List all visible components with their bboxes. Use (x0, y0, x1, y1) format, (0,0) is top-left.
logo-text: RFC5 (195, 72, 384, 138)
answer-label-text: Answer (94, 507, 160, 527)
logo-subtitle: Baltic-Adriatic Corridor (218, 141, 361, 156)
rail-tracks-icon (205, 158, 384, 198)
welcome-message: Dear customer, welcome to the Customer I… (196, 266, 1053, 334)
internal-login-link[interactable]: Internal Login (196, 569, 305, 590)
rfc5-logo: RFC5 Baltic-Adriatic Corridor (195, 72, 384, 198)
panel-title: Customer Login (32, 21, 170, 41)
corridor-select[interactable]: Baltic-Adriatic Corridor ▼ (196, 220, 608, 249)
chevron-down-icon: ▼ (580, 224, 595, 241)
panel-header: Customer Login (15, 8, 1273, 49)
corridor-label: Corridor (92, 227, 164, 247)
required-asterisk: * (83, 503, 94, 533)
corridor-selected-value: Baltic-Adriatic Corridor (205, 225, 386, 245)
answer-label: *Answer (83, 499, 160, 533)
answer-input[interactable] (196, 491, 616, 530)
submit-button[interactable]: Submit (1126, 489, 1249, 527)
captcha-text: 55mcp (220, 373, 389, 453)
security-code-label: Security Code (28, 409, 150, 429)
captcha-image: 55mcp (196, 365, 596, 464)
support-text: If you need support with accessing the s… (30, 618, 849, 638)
++++++
▸ **PROBLEM TO WORK ON**
Can you write out the rows word for word, starting at the first one and ending at the line that contains "welcome-message: Dear customer, welcome"?

▸ **EXERCISE RESPONSE**
List all visible components with their bboxes. Use (x0, y0, x1, y1) format, (0,0) is top-left.
logo-text: RFC5 (195, 72, 384, 138)
answer-label-text: Answer (94, 507, 160, 527)
logo-subtitle: Baltic-Adriatic Corridor (218, 141, 361, 156)
rail-tracks-icon (205, 158, 384, 198)
welcome-message: Dear customer, welcome to the Customer I… (196, 266, 1053, 334)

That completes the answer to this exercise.